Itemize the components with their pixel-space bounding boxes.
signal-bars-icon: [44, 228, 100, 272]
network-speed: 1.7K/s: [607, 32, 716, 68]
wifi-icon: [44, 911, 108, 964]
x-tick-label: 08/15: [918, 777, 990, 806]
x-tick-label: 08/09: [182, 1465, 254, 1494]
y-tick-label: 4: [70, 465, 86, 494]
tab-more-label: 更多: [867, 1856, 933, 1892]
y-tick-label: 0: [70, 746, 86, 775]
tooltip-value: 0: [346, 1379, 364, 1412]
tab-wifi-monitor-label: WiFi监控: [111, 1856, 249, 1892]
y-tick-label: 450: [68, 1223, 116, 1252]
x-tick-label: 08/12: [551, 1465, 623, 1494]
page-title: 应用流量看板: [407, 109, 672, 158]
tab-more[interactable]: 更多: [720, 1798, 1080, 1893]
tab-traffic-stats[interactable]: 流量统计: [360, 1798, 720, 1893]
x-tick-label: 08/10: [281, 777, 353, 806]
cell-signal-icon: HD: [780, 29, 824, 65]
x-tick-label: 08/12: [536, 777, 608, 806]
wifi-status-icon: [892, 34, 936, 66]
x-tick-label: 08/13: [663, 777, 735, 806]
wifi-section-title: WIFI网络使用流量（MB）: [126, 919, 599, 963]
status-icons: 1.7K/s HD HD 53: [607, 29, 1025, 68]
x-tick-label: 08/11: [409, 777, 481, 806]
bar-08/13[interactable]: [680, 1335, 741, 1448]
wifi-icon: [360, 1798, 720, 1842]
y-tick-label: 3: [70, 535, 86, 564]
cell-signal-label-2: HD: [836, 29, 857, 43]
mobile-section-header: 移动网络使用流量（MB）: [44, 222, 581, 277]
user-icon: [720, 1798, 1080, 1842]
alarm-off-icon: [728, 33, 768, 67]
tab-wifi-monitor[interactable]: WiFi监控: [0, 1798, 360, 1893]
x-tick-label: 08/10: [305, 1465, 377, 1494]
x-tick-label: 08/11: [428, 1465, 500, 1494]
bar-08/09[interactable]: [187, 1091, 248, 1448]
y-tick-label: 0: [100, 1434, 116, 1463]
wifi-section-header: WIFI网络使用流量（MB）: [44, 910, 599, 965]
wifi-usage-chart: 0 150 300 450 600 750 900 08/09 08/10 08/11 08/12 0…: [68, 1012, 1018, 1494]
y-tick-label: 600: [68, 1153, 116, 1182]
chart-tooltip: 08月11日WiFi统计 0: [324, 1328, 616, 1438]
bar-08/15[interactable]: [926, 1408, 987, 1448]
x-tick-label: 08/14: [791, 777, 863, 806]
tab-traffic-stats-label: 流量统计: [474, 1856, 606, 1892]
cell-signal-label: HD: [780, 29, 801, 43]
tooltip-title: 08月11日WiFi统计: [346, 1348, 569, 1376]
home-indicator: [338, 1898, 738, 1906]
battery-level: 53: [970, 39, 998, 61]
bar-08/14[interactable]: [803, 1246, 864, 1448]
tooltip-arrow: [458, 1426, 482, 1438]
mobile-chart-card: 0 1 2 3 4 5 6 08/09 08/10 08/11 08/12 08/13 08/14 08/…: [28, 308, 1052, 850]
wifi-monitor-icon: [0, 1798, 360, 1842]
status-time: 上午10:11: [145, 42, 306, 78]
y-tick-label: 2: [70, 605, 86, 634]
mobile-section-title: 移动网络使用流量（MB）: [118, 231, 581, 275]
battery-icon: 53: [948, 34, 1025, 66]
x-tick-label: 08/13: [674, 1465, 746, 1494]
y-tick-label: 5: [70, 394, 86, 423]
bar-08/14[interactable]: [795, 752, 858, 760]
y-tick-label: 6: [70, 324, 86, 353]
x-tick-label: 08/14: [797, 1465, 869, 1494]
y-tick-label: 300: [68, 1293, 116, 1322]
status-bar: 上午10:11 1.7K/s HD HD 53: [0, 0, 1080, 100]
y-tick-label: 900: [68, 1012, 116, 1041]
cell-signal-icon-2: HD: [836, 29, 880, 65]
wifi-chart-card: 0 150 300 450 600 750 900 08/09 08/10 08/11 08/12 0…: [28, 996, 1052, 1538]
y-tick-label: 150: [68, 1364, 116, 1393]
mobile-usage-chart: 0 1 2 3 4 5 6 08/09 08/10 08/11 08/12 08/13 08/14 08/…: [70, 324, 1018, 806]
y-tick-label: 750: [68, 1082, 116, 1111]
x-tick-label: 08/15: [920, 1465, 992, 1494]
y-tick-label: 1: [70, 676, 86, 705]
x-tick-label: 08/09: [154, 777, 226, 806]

What this task involves: Reproduce the lines of the listing above verbatim, from the very first line up to and including the line containing "wifi-icon: [360, 1798, 720, 1842]".

Response to the task:
Itemize the components with their pixel-space bounding boxes.
signal-bars-icon: [44, 228, 100, 272]
network-speed: 1.7K/s: [607, 32, 716, 68]
wifi-icon: [44, 911, 108, 964]
x-tick-label: 08/15: [918, 777, 990, 806]
x-tick-label: 08/09: [182, 1465, 254, 1494]
y-tick-label: 4: [70, 465, 86, 494]
tab-more-label: 更多: [867, 1856, 933, 1892]
y-tick-label: 0: [70, 746, 86, 775]
tooltip-value: 0: [346, 1379, 364, 1412]
tab-wifi-monitor-label: WiFi监控: [111, 1856, 249, 1892]
y-tick-label: 450: [68, 1223, 116, 1252]
x-tick-label: 08/12: [551, 1465, 623, 1494]
page-title: 应用流量看板: [407, 109, 672, 158]
tab-more[interactable]: 更多: [720, 1798, 1080, 1893]
tab-traffic-stats[interactable]: 流量统计: [360, 1798, 720, 1893]
x-tick-label: 08/10: [281, 777, 353, 806]
cell-signal-icon: HD: [780, 29, 824, 65]
x-tick-label: 08/12: [536, 777, 608, 806]
wifi-status-icon: [892, 34, 936, 66]
x-tick-label: 08/13: [663, 777, 735, 806]
wifi-section-title: WIFI网络使用流量（MB）: [126, 919, 599, 963]
status-icons: 1.7K/s HD HD 53: [607, 29, 1025, 68]
x-tick-label: 08/11: [409, 777, 481, 806]
bar-08/13[interactable]: [680, 1335, 741, 1448]
wifi-icon: [360, 1798, 720, 1842]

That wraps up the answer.